OBJECTIVE
Pick out every line with the word "title" and copy it.
** Start SOURCE DATA **
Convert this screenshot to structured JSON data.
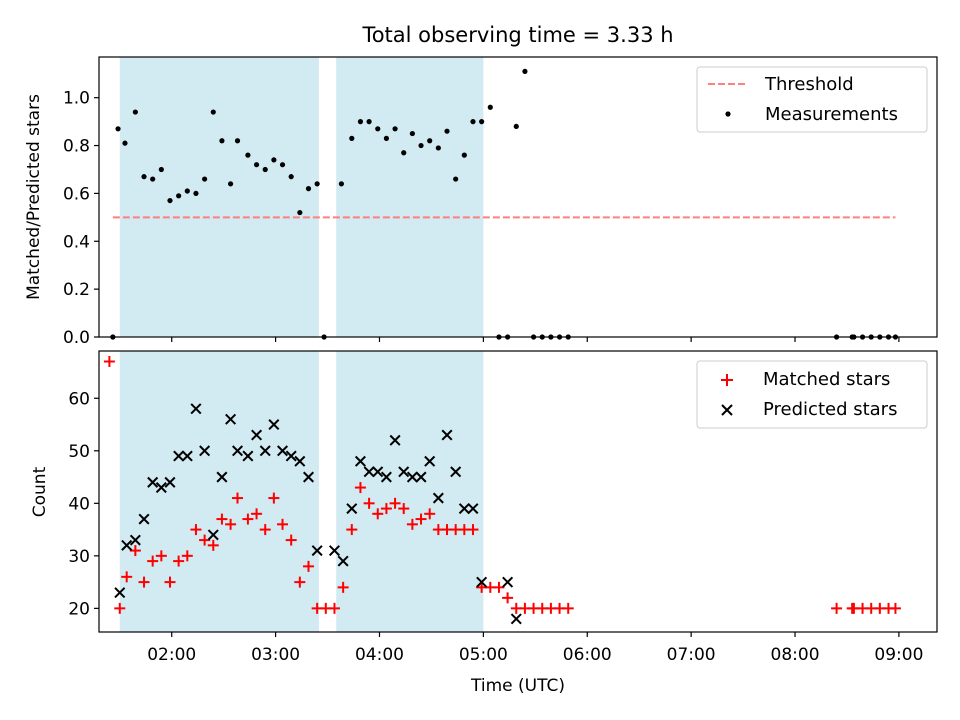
{
  "chart_data": [
    {
      "type": "scatter",
      "title": "Total observing time = 3.33 h",
      "xlabel": "",
      "ylabel": "Matched/Predicted stars",
      "xlim": [
        "01:18",
        "09:22"
      ],
      "ylim": [
        0,
        1.17
      ],
      "yticks": [
        "0.0",
        "0.2",
        "0.4",
        "0.6",
        "0.8",
        "1.0"
      ],
      "grid": false,
      "legend": "top-right",
      "colors": {
        "threshold": "#ff7f7f",
        "measurements": "#000000",
        "span": "#add8e6"
      },
      "shaded_intervals": [
        [
          "01:30",
          "03:25"
        ],
        [
          "03:35",
          "05:00"
        ]
      ],
      "threshold": {
        "name": "Threshold",
        "value": 0.5,
        "x_range": [
          "01:26",
          "08:58"
        ]
      },
      "series": [
        {
          "name": "Measurements",
          "x": [
            "01:26",
            "01:29",
            "01:33",
            "01:39",
            "01:44",
            "01:49",
            "01:54",
            "01:59",
            "02:04",
            "02:09",
            "02:14",
            "02:19",
            "02:24",
            "02:29",
            "02:34",
            "02:38",
            "02:44",
            "02:49",
            "02:54",
            "02:59",
            "03:04",
            "03:09",
            "03:14",
            "03:19",
            "03:24",
            "03:28",
            "03:38",
            "03:44",
            "03:49",
            "03:54",
            "03:59",
            "04:04",
            "04:09",
            "04:14",
            "04:19",
            "04:24",
            "04:29",
            "04:34",
            "04:39",
            "04:44",
            "04:49",
            "04:54",
            "04:59",
            "05:04",
            "05:09",
            "05:14",
            "05:19",
            "05:24",
            "05:29",
            "05:34",
            "05:39",
            "05:44",
            "05:49",
            "08:24",
            "08:33",
            "08:34",
            "08:39",
            "08:44",
            "08:49",
            "08:54",
            "08:58"
          ],
          "y": [
            0,
            0.87,
            0.81,
            0.94,
            0.67,
            0.66,
            0.7,
            0.57,
            0.59,
            0.61,
            0.6,
            0.66,
            0.94,
            0.82,
            0.64,
            0.82,
            0.76,
            0.72,
            0.7,
            0.74,
            0.72,
            0.67,
            0.52,
            0.62,
            0.64,
            0,
            0.64,
            0.83,
            0.9,
            0.9,
            0.87,
            0.83,
            0.87,
            0.77,
            0.85,
            0.8,
            0.82,
            0.79,
            0.86,
            0.66,
            0.76,
            0.9,
            0.9,
            0.96,
            0,
            0,
            0.88,
            1.11,
            0,
            0,
            0,
            0,
            0,
            0,
            0,
            0,
            0,
            0,
            0,
            0,
            0
          ]
        }
      ]
    },
    {
      "type": "scatter",
      "title": "",
      "xlabel": "Time (UTC)",
      "ylabel": "Count",
      "xlim": [
        "01:18",
        "09:22"
      ],
      "ylim": [
        15.5,
        69
      ],
      "yticks": [
        "20",
        "30",
        "40",
        "50",
        "60"
      ],
      "xticks": [
        "02:00",
        "03:00",
        "04:00",
        "05:00",
        "06:00",
        "07:00",
        "08:00",
        "09:00"
      ],
      "grid": false,
      "legend": "top-right",
      "colors": {
        "matched": "#ff0000",
        "predicted": "#000000",
        "span": "#add8e6"
      },
      "shaded_intervals": [
        [
          "01:30",
          "03:25"
        ],
        [
          "03:35",
          "05:00"
        ]
      ],
      "series": [
        {
          "name": "Matched stars",
          "x": [
            "01:24",
            "01:30",
            "01:34",
            "01:39",
            "01:44",
            "01:49",
            "01:54",
            "01:59",
            "02:04",
            "02:09",
            "02:14",
            "02:19",
            "02:24",
            "02:29",
            "02:34",
            "02:38",
            "02:44",
            "02:49",
            "02:54",
            "02:59",
            "03:04",
            "03:09",
            "03:14",
            "03:19",
            "03:24",
            "03:29",
            "03:34",
            "03:39",
            "03:44",
            "03:49",
            "03:54",
            "03:59",
            "04:04",
            "04:09",
            "04:14",
            "04:19",
            "04:24",
            "04:29",
            "04:34",
            "04:39",
            "04:44",
            "04:49",
            "04:54",
            "04:59",
            "05:04",
            "05:09",
            "05:14",
            "05:19",
            "05:24",
            "05:29",
            "05:34",
            "05:39",
            "05:44",
            "05:49",
            "08:24",
            "08:33",
            "08:34",
            "08:39",
            "08:44",
            "08:49",
            "08:54",
            "08:58"
          ],
          "y": [
            67,
            20,
            26,
            31,
            25,
            29,
            30,
            25,
            29,
            30,
            35,
            33,
            32,
            37,
            36,
            41,
            37,
            38,
            35,
            41,
            36,
            33,
            25,
            28,
            20,
            20,
            20,
            24,
            35,
            43,
            40,
            38,
            39,
            40,
            39,
            36,
            37,
            38,
            35,
            35,
            35,
            35,
            35,
            24,
            24,
            24,
            22,
            20,
            20,
            20,
            20,
            20,
            20,
            20,
            20,
            20,
            20,
            20,
            20,
            20,
            20,
            20
          ]
        },
        {
          "name": "Predicted stars",
          "x": [
            "01:30",
            "01:34",
            "01:39",
            "01:44",
            "01:49",
            "01:54",
            "01:59",
            "02:04",
            "02:09",
            "02:14",
            "02:19",
            "02:24",
            "02:29",
            "02:34",
            "02:38",
            "02:44",
            "02:49",
            "02:54",
            "02:59",
            "03:04",
            "03:09",
            "03:14",
            "03:19",
            "03:24",
            "03:34",
            "03:39",
            "03:44",
            "03:49",
            "03:54",
            "03:59",
            "04:04",
            "04:09",
            "04:14",
            "04:19",
            "04:24",
            "04:29",
            "04:34",
            "04:39",
            "04:44",
            "04:49",
            "04:54",
            "04:59",
            "05:14",
            "05:19"
          ],
          "y": [
            23,
            32,
            33,
            37,
            44,
            43,
            44,
            49,
            49,
            58,
            50,
            34,
            45,
            56,
            50,
            49,
            53,
            50,
            55,
            50,
            49,
            48,
            45,
            31,
            31,
            29,
            39,
            48,
            46,
            46,
            45,
            52,
            46,
            45,
            45,
            48,
            41,
            53,
            46,
            39,
            39,
            25,
            25,
            18
          ]
        }
      ]
    }
  ]
}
** End SOURCE DATA **
EXERCISE RESULT
      "title": "Total observing time = 3.33 h",
      "title": "",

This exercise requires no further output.